Data excerpts —
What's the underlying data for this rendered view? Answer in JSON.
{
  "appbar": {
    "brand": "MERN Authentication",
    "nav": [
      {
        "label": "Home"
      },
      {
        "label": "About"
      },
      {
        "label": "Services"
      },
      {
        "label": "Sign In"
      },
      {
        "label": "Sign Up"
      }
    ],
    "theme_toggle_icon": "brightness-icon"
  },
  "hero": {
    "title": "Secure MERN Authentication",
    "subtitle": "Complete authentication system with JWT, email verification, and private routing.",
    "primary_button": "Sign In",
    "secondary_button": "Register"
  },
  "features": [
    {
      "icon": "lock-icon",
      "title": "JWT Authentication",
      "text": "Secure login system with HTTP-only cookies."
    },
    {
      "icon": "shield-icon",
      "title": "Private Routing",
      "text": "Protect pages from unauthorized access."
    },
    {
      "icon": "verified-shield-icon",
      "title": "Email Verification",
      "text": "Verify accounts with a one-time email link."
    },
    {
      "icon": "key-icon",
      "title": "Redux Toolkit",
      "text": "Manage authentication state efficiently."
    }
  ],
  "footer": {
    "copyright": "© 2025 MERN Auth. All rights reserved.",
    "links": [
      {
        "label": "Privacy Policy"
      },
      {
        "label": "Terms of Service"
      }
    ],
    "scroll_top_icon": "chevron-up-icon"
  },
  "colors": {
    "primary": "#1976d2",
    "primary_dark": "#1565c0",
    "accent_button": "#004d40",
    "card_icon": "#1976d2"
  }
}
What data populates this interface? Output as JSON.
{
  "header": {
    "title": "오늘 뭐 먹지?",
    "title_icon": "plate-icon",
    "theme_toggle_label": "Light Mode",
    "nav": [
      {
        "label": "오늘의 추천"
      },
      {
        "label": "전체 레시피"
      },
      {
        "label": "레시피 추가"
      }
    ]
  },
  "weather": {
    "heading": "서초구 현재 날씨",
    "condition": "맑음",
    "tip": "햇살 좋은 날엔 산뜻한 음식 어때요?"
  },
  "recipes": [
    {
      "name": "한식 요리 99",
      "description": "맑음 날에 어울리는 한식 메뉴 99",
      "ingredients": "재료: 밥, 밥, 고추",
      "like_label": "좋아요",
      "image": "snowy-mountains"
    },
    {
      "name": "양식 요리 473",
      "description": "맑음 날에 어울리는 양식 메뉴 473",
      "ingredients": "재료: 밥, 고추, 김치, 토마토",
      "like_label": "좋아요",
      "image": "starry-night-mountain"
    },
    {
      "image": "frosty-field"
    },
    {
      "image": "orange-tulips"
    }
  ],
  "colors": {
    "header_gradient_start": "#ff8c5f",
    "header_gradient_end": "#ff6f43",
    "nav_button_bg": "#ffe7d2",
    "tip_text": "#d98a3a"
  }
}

Aim of the exercise — Copy every line in the entries above that has the string "Sign" in it.

Reply —
        "label": "Sign In"
        "label": "Sign Up"
    "primary_button": "Sign In",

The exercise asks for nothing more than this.